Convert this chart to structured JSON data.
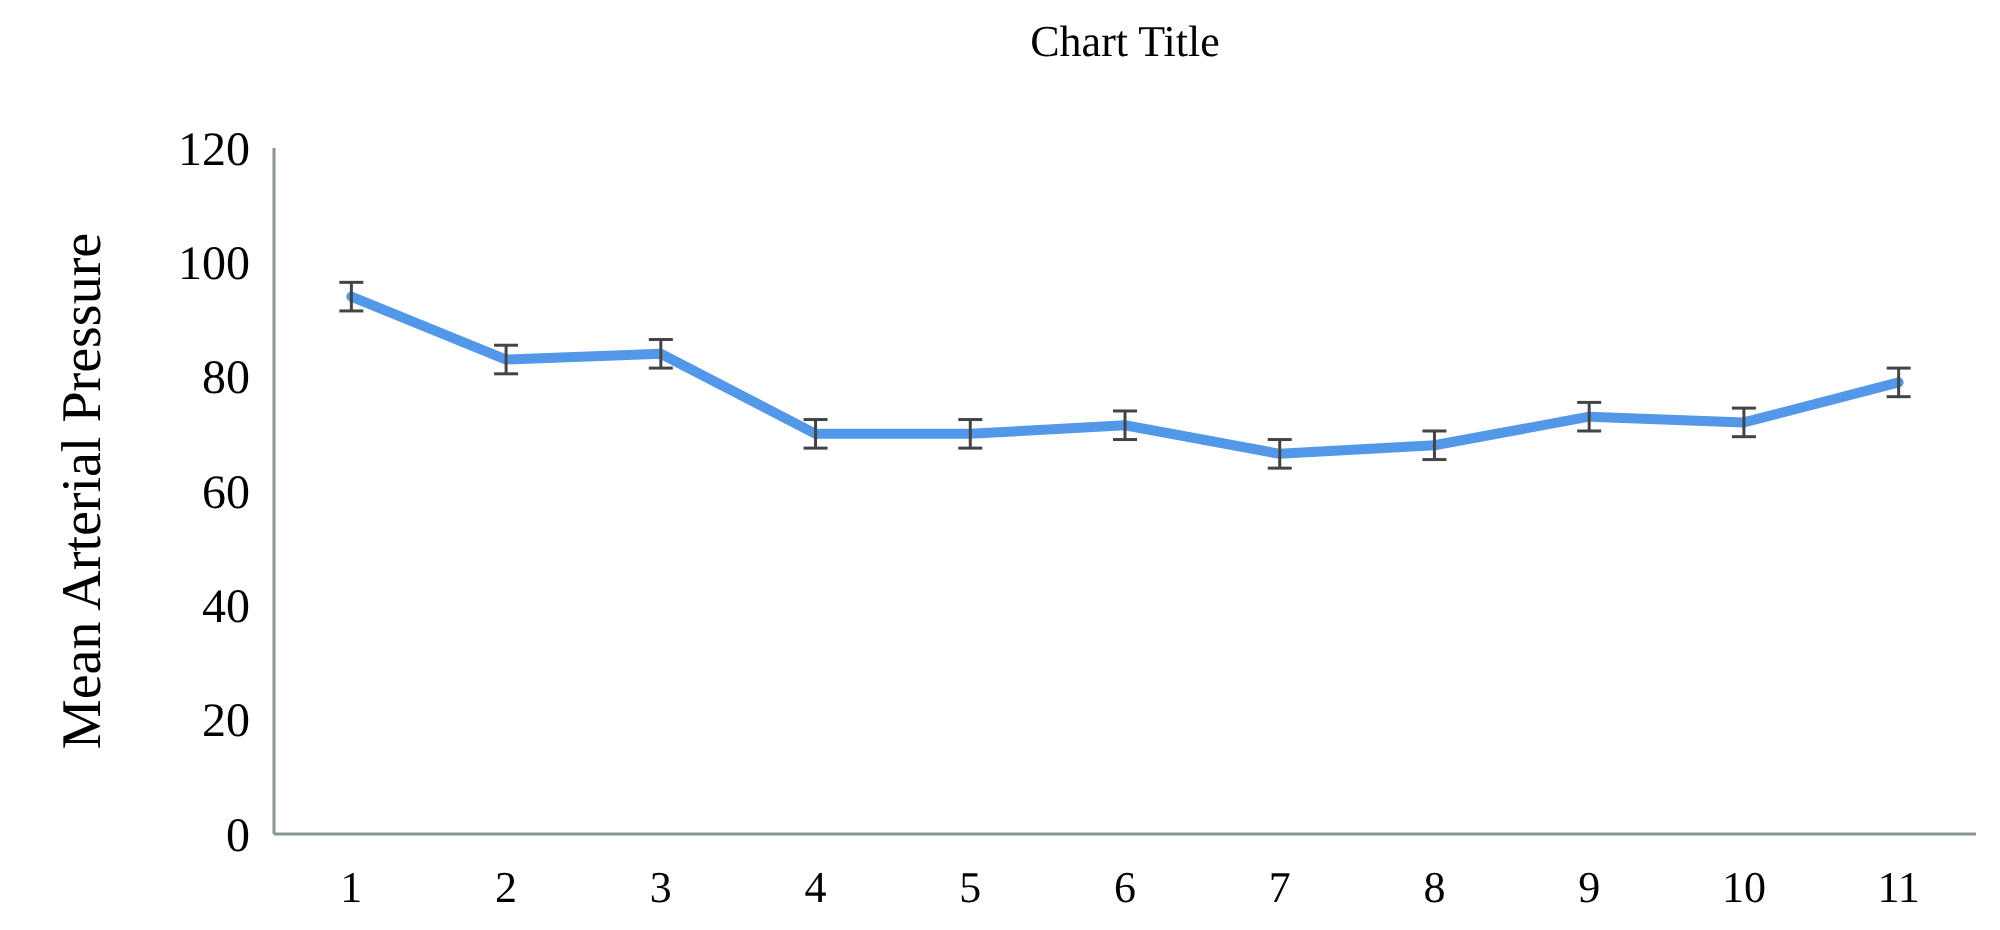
{
  "chart_data": {
    "type": "line",
    "title": "Chart Title",
    "ylabel": "Mean Arterial Pressure",
    "categories": [
      "1",
      "2",
      "3",
      "4",
      "5",
      "6",
      "7",
      "8",
      "9",
      "10",
      "11"
    ],
    "series": [
      {
        "color": "#5397e8",
        "values": [
          94,
          83,
          84,
          70,
          70,
          71.5,
          66.5,
          68,
          73,
          72,
          79
        ],
        "errors": [
          2.5,
          2.5,
          2.5,
          2.5,
          2.5,
          2.5,
          2.5,
          2.5,
          2.5,
          2.5,
          2.5
        ]
      }
    ],
    "ylim": [
      0,
      120
    ],
    "yticks": [
      0,
      20,
      40,
      60,
      80,
      100,
      120
    ],
    "grid": false,
    "marker": "none",
    "line_style": "solid"
  }
}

═══

Leave out the pictures and retype every line above exactly.

Output for this exercise =
Convert this chart to structured JSON data.
{
  "chart_data": {
    "type": "line",
    "title": "Chart Title",
    "ylabel": "Mean Arterial Pressure",
    "categories": [
      "1",
      "2",
      "3",
      "4",
      "5",
      "6",
      "7",
      "8",
      "9",
      "10",
      "11"
    ],
    "series": [
      {
        "color": "#5397e8",
        "values": [
          94,
          83,
          84,
          70,
          70,
          71.5,
          66.5,
          68,
          73,
          72,
          79
        ],
        "errors": [
          2.5,
          2.5,
          2.5,
          2.5,
          2.5,
          2.5,
          2.5,
          2.5,
          2.5,
          2.5,
          2.5
        ]
      }
    ],
    "ylim": [
      0,
      120
    ],
    "yticks": [
      0,
      20,
      40,
      60,
      80,
      100,
      120
    ],
    "grid": false,
    "marker": "none",
    "line_style": "solid"
  }
}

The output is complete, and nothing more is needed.